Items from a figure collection
┄┄┄┄┄┄

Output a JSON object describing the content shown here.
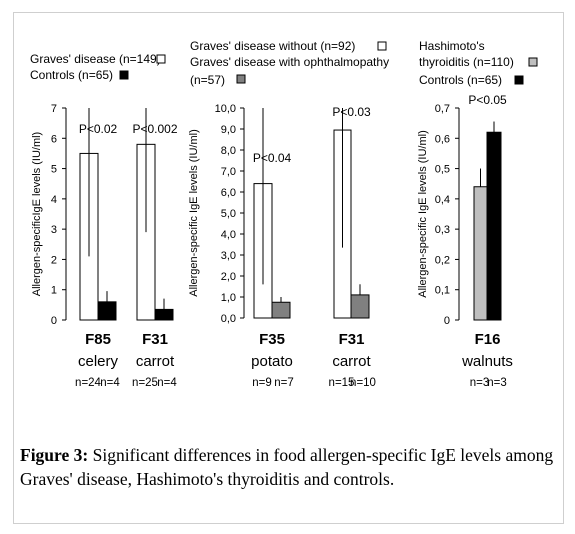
{
  "legend": {
    "panel1": [
      {
        "label": "Graves' disease (n=149)",
        "swatch": "white"
      },
      {
        "label": "Controls (n=65)",
        "swatch": "black"
      }
    ],
    "panel2": [
      {
        "label": "Graves' disease without (n=92)",
        "swatch": "white"
      },
      {
        "label": "Graves' disease with ophthalmopathy",
        "label2": "(n=57)",
        "swatch": "gray"
      }
    ],
    "panel3": [
      {
        "label": "Hashimoto's",
        "label2": "thyroiditis (n=110)",
        "swatch": "lightgray"
      },
      {
        "label": "Controls (n=65)",
        "swatch": "black"
      }
    ]
  },
  "caption": {
    "label": "Figure 3:",
    "text": " Significant differences in food allergen-specific IgE levels among Graves' disease, Hashimoto's thyroiditis and controls."
  },
  "colors": {
    "white": "#ffffff",
    "black": "#000000",
    "gray": "#808080",
    "lightgray": "#bfbfbf"
  },
  "chart_data": [
    {
      "type": "bar",
      "ylabel": "Allergen-specificIgE levels (IU/ml)",
      "ylim": [
        0,
        7
      ],
      "yticks": [
        "0",
        "1",
        "2",
        "3",
        "4",
        "5",
        "6",
        "7"
      ],
      "groups": [
        {
          "code": "F85",
          "name": "celery",
          "n": [
            "n=24",
            "n=4"
          ],
          "pvalue": "P<0.02",
          "bars": [
            {
              "value": 5.5,
              "err": 3.4,
              "color": "white"
            },
            {
              "value": 0.6,
              "err": 0.35,
              "color": "black"
            }
          ]
        },
        {
          "code": "F31",
          "name": "carrot",
          "n": [
            "n=25",
            "n=4"
          ],
          "pvalue": "P<0.002",
          "bars": [
            {
              "value": 5.8,
              "err": 2.9,
              "color": "white"
            },
            {
              "value": 0.35,
              "err": 0.35,
              "color": "black"
            }
          ]
        }
      ]
    },
    {
      "type": "bar",
      "ylabel": "Allergen-specific IgE levels (IU/ml)",
      "ylim": [
        0,
        10
      ],
      "yticks": [
        "0,0",
        "1,0",
        "2,0",
        "3,0",
        "4,0",
        "5,0",
        "6,0",
        "7,0",
        "8,0",
        "9,0",
        "10,0"
      ],
      "groups": [
        {
          "code": "F35",
          "name": "potato",
          "n": [
            "n=9",
            "n=7"
          ],
          "pvalue": "P<0.04",
          "bars": [
            {
              "value": 6.4,
              "err": 4.8,
              "color": "white"
            },
            {
              "value": 0.75,
              "err": 0.25,
              "color": "gray"
            }
          ]
        },
        {
          "code": "F31",
          "name": "carrot",
          "n": [
            "n=15",
            "n=10"
          ],
          "pvalue": "P<0.03",
          "bars": [
            {
              "value": 8.95,
              "err": 5.6,
              "color": "white"
            },
            {
              "value": 1.1,
              "err": 0.5,
              "color": "gray"
            }
          ]
        }
      ]
    },
    {
      "type": "bar",
      "ylabel": "Allergen-specific IgE levels (IU/ml)",
      "ylim": [
        0,
        0.7
      ],
      "yticks": [
        "0",
        "0,1",
        "0,2",
        "0,3",
        "0,4",
        "0,5",
        "0,6",
        "0,7"
      ],
      "groups": [
        {
          "code": "F16",
          "name": "walnuts",
          "n": [
            "n=3",
            "n=3"
          ],
          "pvalue": "P<0.05",
          "bars": [
            {
              "value": 0.44,
              "err": 0.06,
              "color": "lightgray"
            },
            {
              "value": 0.62,
              "err": 0.035,
              "color": "black"
            }
          ]
        }
      ]
    }
  ]
}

┄┄┄┄┄┄

What is asked: From the data above, write out everything exactly except the pictures.

Exercise solution:
Output a JSON object describing the content shown here.
{
  "legend": {
    "panel1": [
      {
        "label": "Graves' disease (n=149)",
        "swatch": "white"
      },
      {
        "label": "Controls (n=65)",
        "swatch": "black"
      }
    ],
    "panel2": [
      {
        "label": "Graves' disease without (n=92)",
        "swatch": "white"
      },
      {
        "label": "Graves' disease with ophthalmopathy",
        "label2": "(n=57)",
        "swatch": "gray"
      }
    ],
    "panel3": [
      {
        "label": "Hashimoto's",
        "label2": "thyroiditis (n=110)",
        "swatch": "lightgray"
      },
      {
        "label": "Controls (n=65)",
        "swatch": "black"
      }
    ]
  },
  "caption": {
    "label": "Figure 3:",
    "text": " Significant differences in food allergen-specific IgE levels among Graves' disease, Hashimoto's thyroiditis and controls."
  },
  "colors": {
    "white": "#ffffff",
    "black": "#000000",
    "gray": "#808080",
    "lightgray": "#bfbfbf"
  },
  "chart_data": [
    {
      "type": "bar",
      "ylabel": "Allergen-specificIgE levels (IU/ml)",
      "ylim": [
        0,
        7
      ],
      "yticks": [
        "0",
        "1",
        "2",
        "3",
        "4",
        "5",
        "6",
        "7"
      ],
      "groups": [
        {
          "code": "F85",
          "name": "celery",
          "n": [
            "n=24",
            "n=4"
          ],
          "pvalue": "P<0.02",
          "bars": [
            {
              "value": 5.5,
              "err": 3.4,
              "color": "white"
            },
            {
              "value": 0.6,
              "err": 0.35,
              "color": "black"
            }
          ]
        },
        {
          "code": "F31",
          "name": "carrot",
          "n": [
            "n=25",
            "n=4"
          ],
          "pvalue": "P<0.002",
          "bars": [
            {
              "value": 5.8,
              "err": 2.9,
              "color": "white"
            },
            {
              "value": 0.35,
              "err": 0.35,
              "color": "black"
            }
          ]
        }
      ]
    },
    {
      "type": "bar",
      "ylabel": "Allergen-specific IgE levels (IU/ml)",
      "ylim": [
        0,
        10
      ],
      "yticks": [
        "0,0",
        "1,0",
        "2,0",
        "3,0",
        "4,0",
        "5,0",
        "6,0",
        "7,0",
        "8,0",
        "9,0",
        "10,0"
      ],
      "groups": [
        {
          "code": "F35",
          "name": "potato",
          "n": [
            "n=9",
            "n=7"
          ],
          "pvalue": "P<0.04",
          "bars": [
            {
              "value": 6.4,
              "err": 4.8,
              "color": "white"
            },
            {
              "value": 0.75,
              "err": 0.25,
              "color": "gray"
            }
          ]
        },
        {
          "code": "F31",
          "name": "carrot",
          "n": [
            "n=15",
            "n=10"
          ],
          "pvalue": "P<0.03",
          "bars": [
            {
              "value": 8.95,
              "err": 5.6,
              "color": "white"
            },
            {
              "value": 1.1,
              "err": 0.5,
              "color": "gray"
            }
          ]
        }
      ]
    },
    {
      "type": "bar",
      "ylabel": "Allergen-specific IgE levels (IU/ml)",
      "ylim": [
        0,
        0.7
      ],
      "yticks": [
        "0",
        "0,1",
        "0,2",
        "0,3",
        "0,4",
        "0,5",
        "0,6",
        "0,7"
      ],
      "groups": [
        {
          "code": "F16",
          "name": "walnuts",
          "n": [
            "n=3",
            "n=3"
          ],
          "pvalue": "P<0.05",
          "bars": [
            {
              "value": 0.44,
              "err": 0.06,
              "color": "lightgray"
            },
            {
              "value": 0.62,
              "err": 0.035,
              "color": "black"
            }
          ]
        }
      ]
    }
  ]
}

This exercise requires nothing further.